→ **What to do**:
Show every line of the records below that contains the word "title".

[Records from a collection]
• • • • •

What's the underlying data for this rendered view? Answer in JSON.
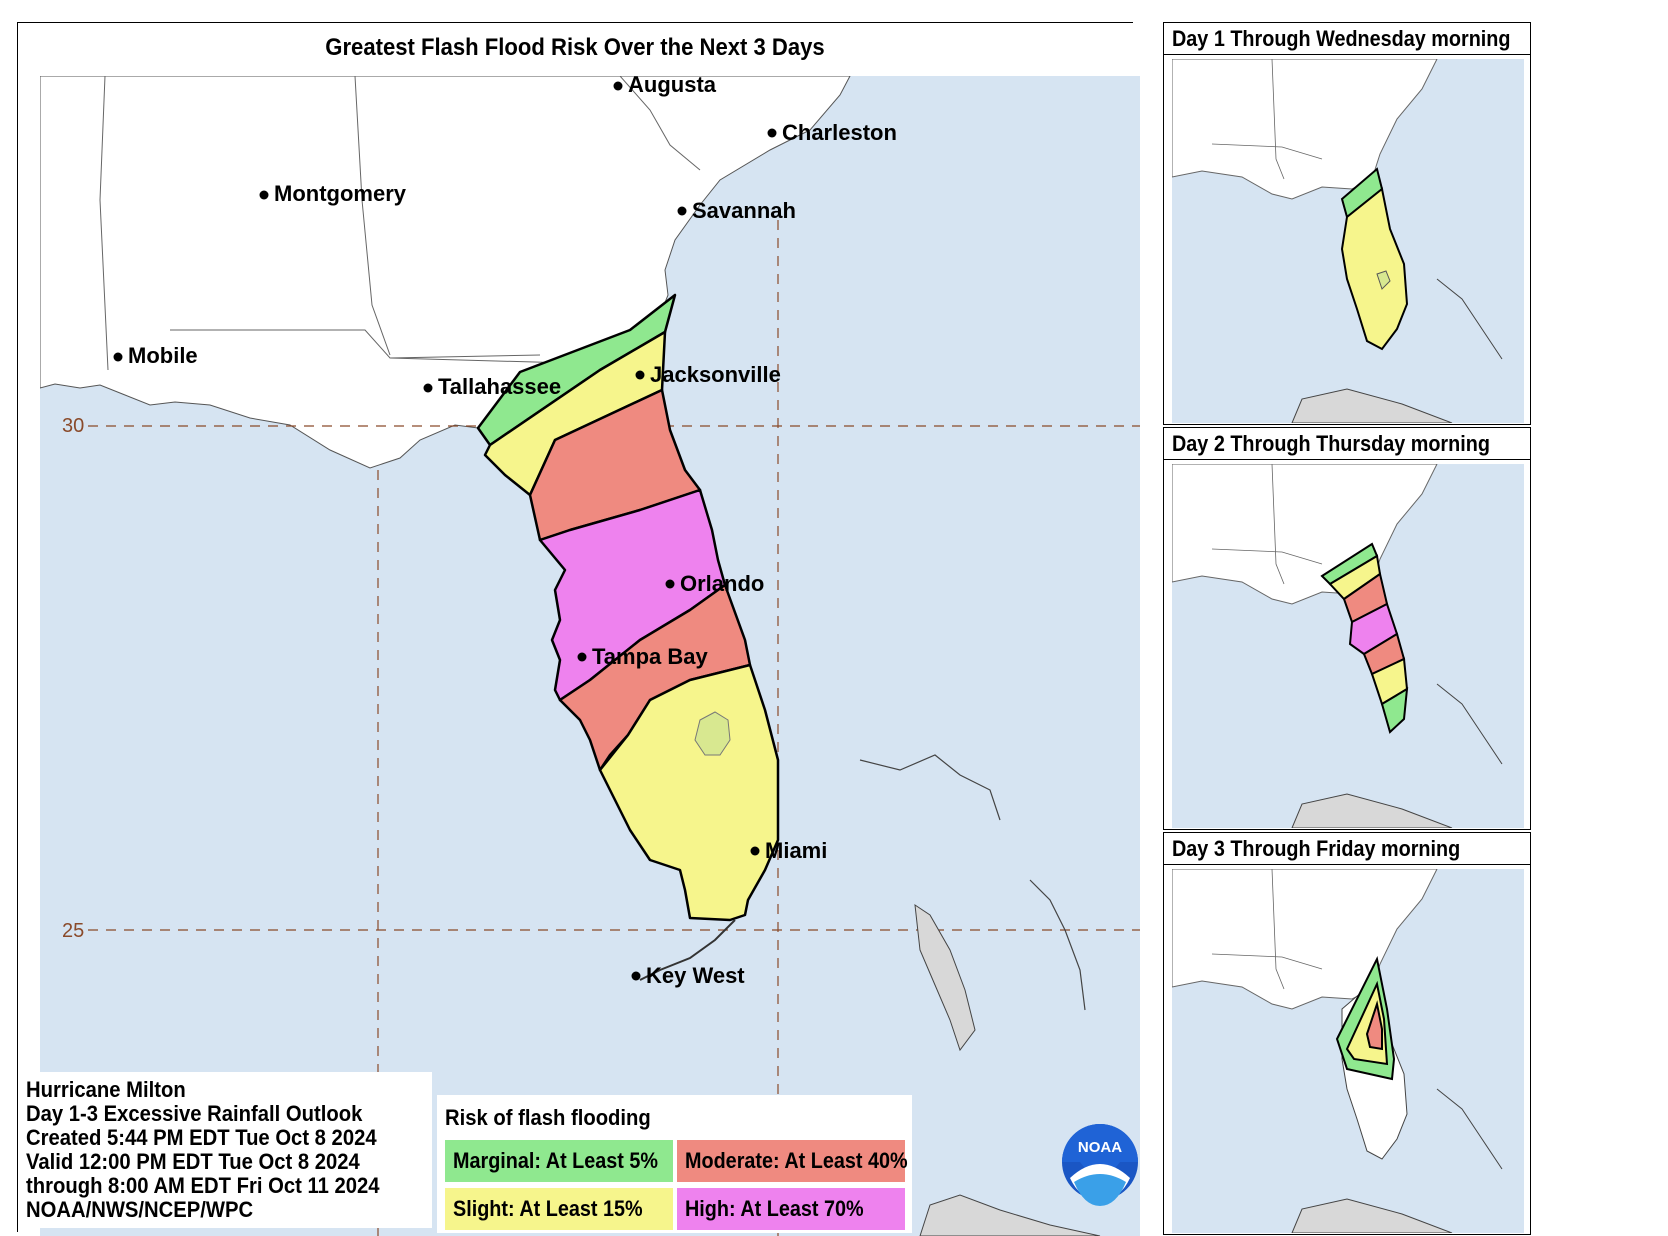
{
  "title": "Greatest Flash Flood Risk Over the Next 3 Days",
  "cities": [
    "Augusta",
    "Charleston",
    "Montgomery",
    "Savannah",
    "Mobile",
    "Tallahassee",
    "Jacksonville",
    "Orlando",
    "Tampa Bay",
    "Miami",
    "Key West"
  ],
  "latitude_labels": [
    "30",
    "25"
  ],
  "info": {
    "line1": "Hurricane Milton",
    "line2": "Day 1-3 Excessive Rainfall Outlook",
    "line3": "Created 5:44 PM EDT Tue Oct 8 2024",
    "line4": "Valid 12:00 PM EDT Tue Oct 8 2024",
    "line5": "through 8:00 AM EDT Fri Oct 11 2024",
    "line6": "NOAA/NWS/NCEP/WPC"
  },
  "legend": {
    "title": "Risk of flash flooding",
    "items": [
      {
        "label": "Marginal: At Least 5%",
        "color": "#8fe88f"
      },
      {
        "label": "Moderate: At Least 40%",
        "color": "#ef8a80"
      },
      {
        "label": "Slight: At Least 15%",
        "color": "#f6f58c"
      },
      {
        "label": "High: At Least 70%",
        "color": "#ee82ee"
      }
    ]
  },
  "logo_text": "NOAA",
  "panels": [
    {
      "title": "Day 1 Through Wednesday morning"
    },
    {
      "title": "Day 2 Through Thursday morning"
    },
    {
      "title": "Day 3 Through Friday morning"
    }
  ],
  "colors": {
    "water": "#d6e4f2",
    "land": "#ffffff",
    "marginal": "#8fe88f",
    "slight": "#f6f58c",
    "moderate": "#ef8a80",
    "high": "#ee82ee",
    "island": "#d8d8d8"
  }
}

• • • • •

→ **Completed task**:
  "title": "Greatest Flash Flood Risk Over the Next 3 Days",
    "title": "Risk of flash flooding",
      "title": "Day 1 Through Wednesday morning"
      "title": "Day 2 Through Thursday morning"
      "title": "Day 3 Through Friday morning"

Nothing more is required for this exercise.